» Data records:
+ + +
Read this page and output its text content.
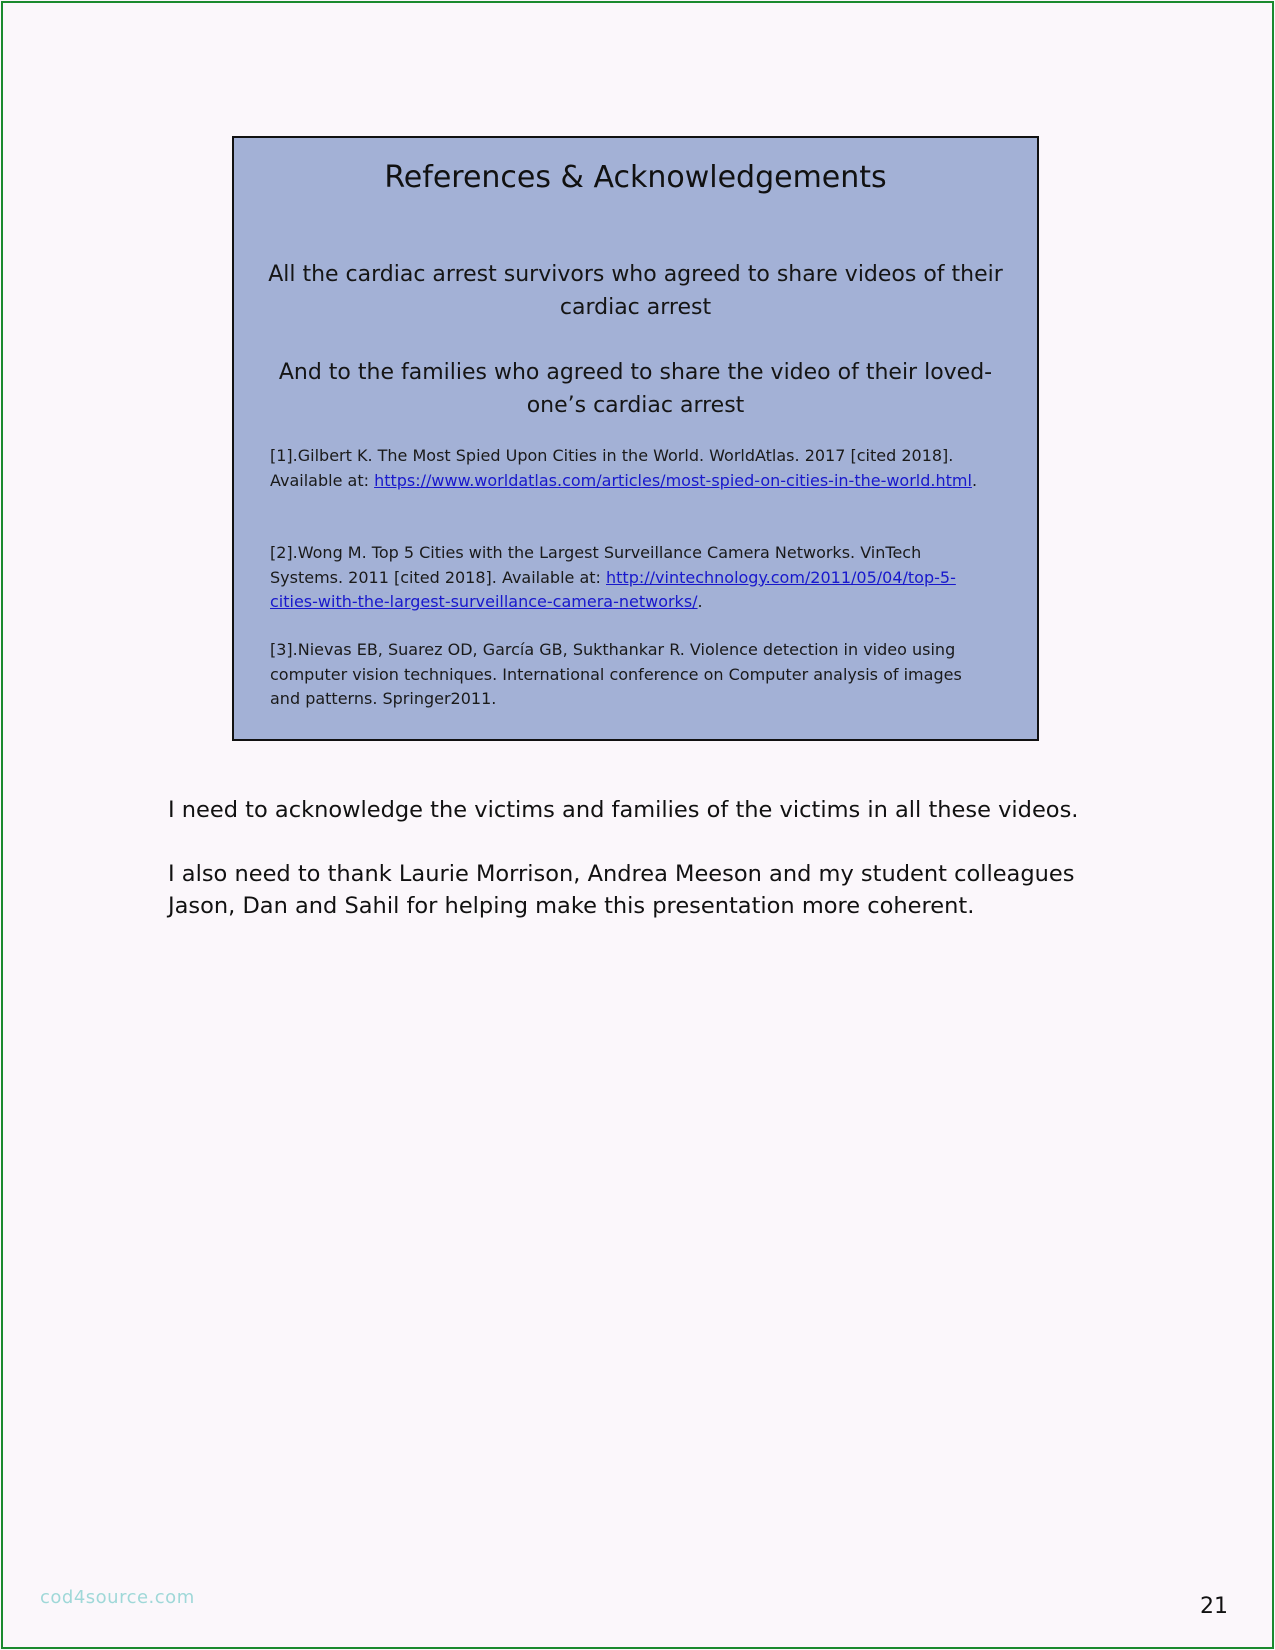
References & Acknowledgements
All the cardiac arrest survivors who agreed to share videos of their cardiac arrest
And to the families who agreed to share the video of their loved-one’s cardiac arrest
[1].Gilbert K. The Most Spied Upon Cities in the World. WorldAtlas. 2017 [cited 2018]. Available at: https://www.worldatlas.com/articles/most-spied-on-cities-in-the-world.html.
[2].Wong M. Top 5 Cities with the Largest Surveillance Camera Networks. VinTech Systems. 2011 [cited 2018]. Available at: http://vintechnology.com/2011/05/04/top-5-cities-with-the-largest-surveillance-camera-networks/.
[3].Nievas EB, Suarez OD, García GB, Sukthankar R. Violence detection in video using computer vision techniques. International conference on Computer analysis of images and patterns. Springer2011.
I need to acknowledge the victims and families of the victims in all these videos.
I also need to thank Laurie Morrison, Andrea Meeson and my student colleagues Jason, Dan and Sahil for helping make this presentation more coherent.
cod4source.com	21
+ + +
» Written instruction: Restate the records above in full, word for word. Keep pictures out.

» Task result:
Read this page and output its text content.
References & Acknowledgements
All the cardiac arrest survivors who agreed to share videos of their cardiac arrest
And to the families who agreed to share the video of their loved-one’s cardiac arrest
[1].Gilbert K. The Most Spied Upon Cities in the World. WorldAtlas. 2017 [cited 2018]. Available at: https://www.worldatlas.com/articles/most-spied-on-cities-in-the-world.html.
[2].Wong M. Top 5 Cities with the Largest Surveillance Camera Networks. VinTech Systems. 2011 [cited 2018]. Available at: http://vintechnology.com/2011/05/04/top-5-cities-with-the-largest-surveillance-camera-networks/.
[3].Nievas EB, Suarez OD, García GB, Sukthankar R. Violence detection in video using computer vision techniques. International conference on Computer analysis of images and patterns. Springer2011.
I need to acknowledge the victims and families of the victims in all these videos.
I also need to thank Laurie Morrison, Andrea Meeson and my student colleagues Jason, Dan and Sahil for helping make this presentation more coherent.
cod4source.com	21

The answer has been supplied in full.